LUIS PULIDO RITTER, a native of Panama City, Panama, has lived in France, Spain, England and currently lives in Berlin, Germany, where he received a PhD at the Free University in Berlin with Los dioses de Caribe abandonan el museo (1999). He has published three novels as well as a volume of poems, Matamoscas (1999). In 2008 he won the Premio Nacional de Literatura Ricardo Miró with Filosofía de la nación romantica. He has published numerous academic essays, articles and short stories and recently “Girl in the Dark” appeared in the Caribbean anthology Erotic. He currently teaches Latin American Literature and Culture at Viadrina University, in Frankfurt/Oder, and was academic attaché from the Panamanian Embassy in Germany.

MANUEL RIVAS (A Coruña, 1957) is a journalist, poet and novelist. He writes articles for many newspapers, among them El País. His novels, written in Galician and translated into many languages, have won the most prestigious prizes for literary creation in Spain (Premio de la Crítica 1994, Premio Torrente Ballester and Premio Nacional de Literatura 1996). He lives on the Costa da Morte, the Finis Terrae of the Galician Atlantic coast.

GIORGIO ROBERTI is a poet, essayist, translator, editor, founder, and president for thirty years of the Centro Romanesco Trilussa. He energetically promoted Romanesco language, culture and poetry. Among many awards, his ‘na zeppa a l’occhio‘ (A Stick in the Eye) won the Premio Internazionale per la Satira, and his Antiche farmacie romane won the Premio Internazionale di saggistica. His 1974 translation into Romanesco of Er Vangelo secondo S. Marco (The Gospel According to Mark) has been much praised and often reprinted. After his death in November, 2002, a speecial issue of the magazine Romanità was dedicated to him.

TOM ROBERTS is Assistant Professor of Russian, Eastern European and Eurasian Studies at Smith College, where he teaches courses on Russian literature, film, and culture, as well as curriculum in Comparative Literature and Film Studies. Tom has published articles on Russian literature, Soviet cinema, and post-Soviet Russian culture, and he is currently completing his first book, which explores discourses on materialism and transcendence in nineteenth-century Russian fiction and culture of the Realist epoch.

ADELA ROBLES-SÁEZ, born in Alcoi, is a native speaker of Catalan. She studied “filologia anglesa i italiana” at the University of Valencia, and in 1995 obtained her MA in Comparative Literature at West Virginia University. She is currently working towards her PhD in Romance Languages and Literatures at the University of California at Berkeley, where she is researching the application of cognitive linguistics to literature. She is especially interested in translation, and has published translations of several twentieth century Catalan writers in Iowa Review, vol. 23, no. 2 (1993), 3-19.

#### Information provided:
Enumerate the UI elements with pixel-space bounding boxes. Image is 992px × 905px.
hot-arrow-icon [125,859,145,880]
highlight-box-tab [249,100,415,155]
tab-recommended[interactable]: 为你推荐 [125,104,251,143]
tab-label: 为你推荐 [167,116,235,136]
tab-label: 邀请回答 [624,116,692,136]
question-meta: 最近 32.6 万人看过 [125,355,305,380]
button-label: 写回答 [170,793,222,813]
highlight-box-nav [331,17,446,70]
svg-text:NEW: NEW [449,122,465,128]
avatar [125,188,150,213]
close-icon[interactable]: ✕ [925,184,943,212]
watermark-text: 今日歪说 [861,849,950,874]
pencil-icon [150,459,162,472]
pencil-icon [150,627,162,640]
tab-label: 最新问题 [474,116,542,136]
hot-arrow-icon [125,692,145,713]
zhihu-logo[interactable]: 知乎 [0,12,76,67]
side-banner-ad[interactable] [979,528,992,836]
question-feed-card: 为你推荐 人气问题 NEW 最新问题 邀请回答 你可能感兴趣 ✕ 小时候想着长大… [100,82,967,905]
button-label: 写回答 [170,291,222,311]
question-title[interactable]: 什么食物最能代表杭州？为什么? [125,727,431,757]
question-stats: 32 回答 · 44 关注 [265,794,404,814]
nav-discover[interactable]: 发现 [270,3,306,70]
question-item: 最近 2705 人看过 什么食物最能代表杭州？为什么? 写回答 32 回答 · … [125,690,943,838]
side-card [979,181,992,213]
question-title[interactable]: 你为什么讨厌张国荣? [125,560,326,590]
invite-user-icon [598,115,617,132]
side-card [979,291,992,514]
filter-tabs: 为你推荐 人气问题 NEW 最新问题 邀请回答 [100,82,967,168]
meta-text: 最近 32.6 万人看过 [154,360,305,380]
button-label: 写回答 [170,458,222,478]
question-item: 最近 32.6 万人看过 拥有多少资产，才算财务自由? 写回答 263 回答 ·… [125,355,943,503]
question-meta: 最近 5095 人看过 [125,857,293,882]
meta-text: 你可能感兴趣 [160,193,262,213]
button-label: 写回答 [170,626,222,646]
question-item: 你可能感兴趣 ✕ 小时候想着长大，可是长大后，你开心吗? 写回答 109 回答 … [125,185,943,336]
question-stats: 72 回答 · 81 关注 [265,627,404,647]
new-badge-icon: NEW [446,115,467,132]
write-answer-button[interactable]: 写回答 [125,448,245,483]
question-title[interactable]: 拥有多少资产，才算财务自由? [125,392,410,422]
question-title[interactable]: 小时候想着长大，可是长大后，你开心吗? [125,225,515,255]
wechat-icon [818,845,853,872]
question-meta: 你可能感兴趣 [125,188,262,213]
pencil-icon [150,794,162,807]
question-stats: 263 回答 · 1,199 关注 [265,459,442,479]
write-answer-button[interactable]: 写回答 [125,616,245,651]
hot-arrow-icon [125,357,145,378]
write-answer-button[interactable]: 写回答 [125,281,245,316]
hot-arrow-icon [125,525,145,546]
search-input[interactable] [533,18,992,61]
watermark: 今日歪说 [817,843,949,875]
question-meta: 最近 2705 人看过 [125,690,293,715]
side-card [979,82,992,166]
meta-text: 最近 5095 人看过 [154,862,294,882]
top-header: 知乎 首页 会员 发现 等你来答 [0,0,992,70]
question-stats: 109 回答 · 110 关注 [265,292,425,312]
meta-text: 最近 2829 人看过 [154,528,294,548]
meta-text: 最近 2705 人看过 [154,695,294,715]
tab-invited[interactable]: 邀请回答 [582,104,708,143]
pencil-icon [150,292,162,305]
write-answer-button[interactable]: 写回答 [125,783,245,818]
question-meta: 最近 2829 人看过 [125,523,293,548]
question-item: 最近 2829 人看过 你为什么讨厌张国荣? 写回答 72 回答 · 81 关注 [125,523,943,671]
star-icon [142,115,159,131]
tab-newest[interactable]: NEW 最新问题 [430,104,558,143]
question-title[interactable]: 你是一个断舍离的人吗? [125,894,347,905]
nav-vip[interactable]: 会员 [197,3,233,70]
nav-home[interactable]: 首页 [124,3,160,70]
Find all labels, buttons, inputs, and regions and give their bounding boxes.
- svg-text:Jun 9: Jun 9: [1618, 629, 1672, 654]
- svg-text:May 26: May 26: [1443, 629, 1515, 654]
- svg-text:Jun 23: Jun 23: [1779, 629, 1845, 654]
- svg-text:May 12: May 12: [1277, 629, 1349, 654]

#### Stated exercise:
Retype the part of the contributor notes that begins with the words "LUIS PULIDO RITTER, a" and ends after the words "Embassy in Germany.". The records are separate material, apart from the contributor notes.

#### Response for this exercise:
LUIS PULIDO RITTER, a native of Panama City, Panama, has lived in France, Spain, England and currently lives in Berlin, Germany, where he received a PhD at the Free University in Berlin with Los dioses de Caribe abandonan el museo (1999). He has published three novels as well as a volume of poems, Matamoscas (1999). In 2008 he won the Premio Nacional de Literatura Ricardo Miró with Filosofía de la nación romantica. He has published numerous academic essays, articles and short stories and recently “Girl in the Dark” appeared in the Caribbean anthology Erotic. He currently teaches Latin American Literature and Culture at Viadrina University, in Frankfurt/Oder, and was academic attaché from the Panamanian Embassy in Germany.